RECORDS TO PROCESS:
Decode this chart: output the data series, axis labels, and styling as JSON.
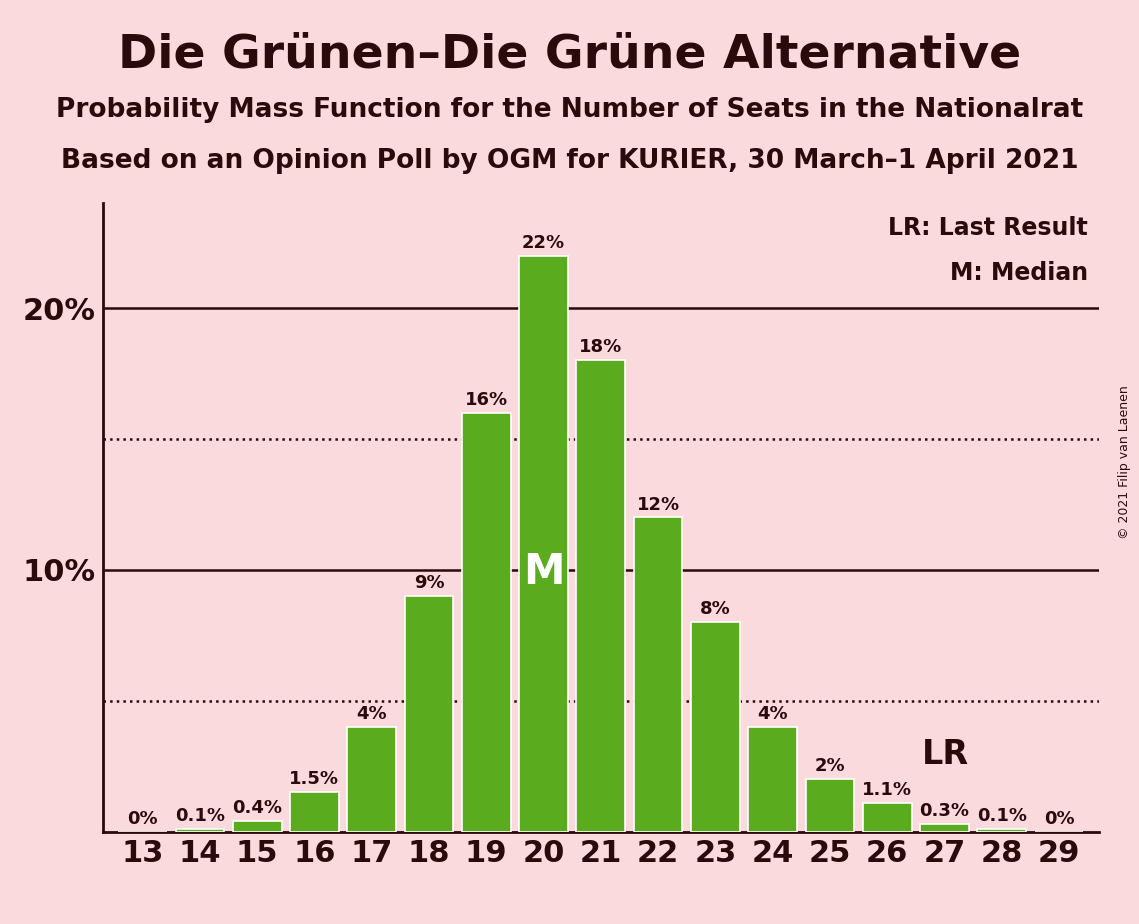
{
  "seats": [
    13,
    14,
    15,
    16,
    17,
    18,
    19,
    20,
    21,
    22,
    23,
    24,
    25,
    26,
    27,
    28,
    29
  ],
  "probabilities": [
    0.0,
    0.1,
    0.4,
    1.5,
    4.0,
    9.0,
    16.0,
    22.0,
    18.0,
    12.0,
    8.0,
    4.0,
    2.0,
    1.1,
    0.3,
    0.1,
    0.0
  ],
  "bar_color": "#5aab1e",
  "bar_edge_color": "#ffffff",
  "background_color": "#fadadd",
  "title": "Die Grünen–Die Grüne Alternative",
  "subtitle1": "Probability Mass Function for the Number of Seats in the Nationalrat",
  "subtitle2": "Based on an Opinion Poll by OGM for KURIER, 30 March–1 April 2021",
  "copyright": "© 2021 Filip van Laenen",
  "median_seat": 20,
  "lr_seat": 26,
  "ylim": [
    0,
    24
  ],
  "dotted_lines": [
    5,
    15
  ],
  "solid_lines": [
    10,
    20
  ],
  "bar_label_fontsize": 13,
  "title_fontsize": 34,
  "subtitle_fontsize": 19,
  "axis_tick_fontsize": 22,
  "median_label_color": "#ffffff",
  "text_color": "#2a0a0a"
}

WRITTEN REQUEST:
Every record must be copied exactly, with images dropped from the result.

OUTPUT BELOW:
Decode this chart: output the data series, axis labels, and styling as JSON.
{
  "seats": [
    13,
    14,
    15,
    16,
    17,
    18,
    19,
    20,
    21,
    22,
    23,
    24,
    25,
    26,
    27,
    28,
    29
  ],
  "probabilities": [
    0.0,
    0.1,
    0.4,
    1.5,
    4.0,
    9.0,
    16.0,
    22.0,
    18.0,
    12.0,
    8.0,
    4.0,
    2.0,
    1.1,
    0.3,
    0.1,
    0.0
  ],
  "bar_color": "#5aab1e",
  "bar_edge_color": "#ffffff",
  "background_color": "#fadadd",
  "title": "Die Grünen–Die Grüne Alternative",
  "subtitle1": "Probability Mass Function for the Number of Seats in the Nationalrat",
  "subtitle2": "Based on an Opinion Poll by OGM for KURIER, 30 March–1 April 2021",
  "copyright": "© 2021 Filip van Laenen",
  "median_seat": 20,
  "lr_seat": 26,
  "ylim": [
    0,
    24
  ],
  "dotted_lines": [
    5,
    15
  ],
  "solid_lines": [
    10,
    20
  ],
  "bar_label_fontsize": 13,
  "title_fontsize": 34,
  "subtitle_fontsize": 19,
  "axis_tick_fontsize": 22,
  "median_label_color": "#ffffff",
  "text_color": "#2a0a0a"
}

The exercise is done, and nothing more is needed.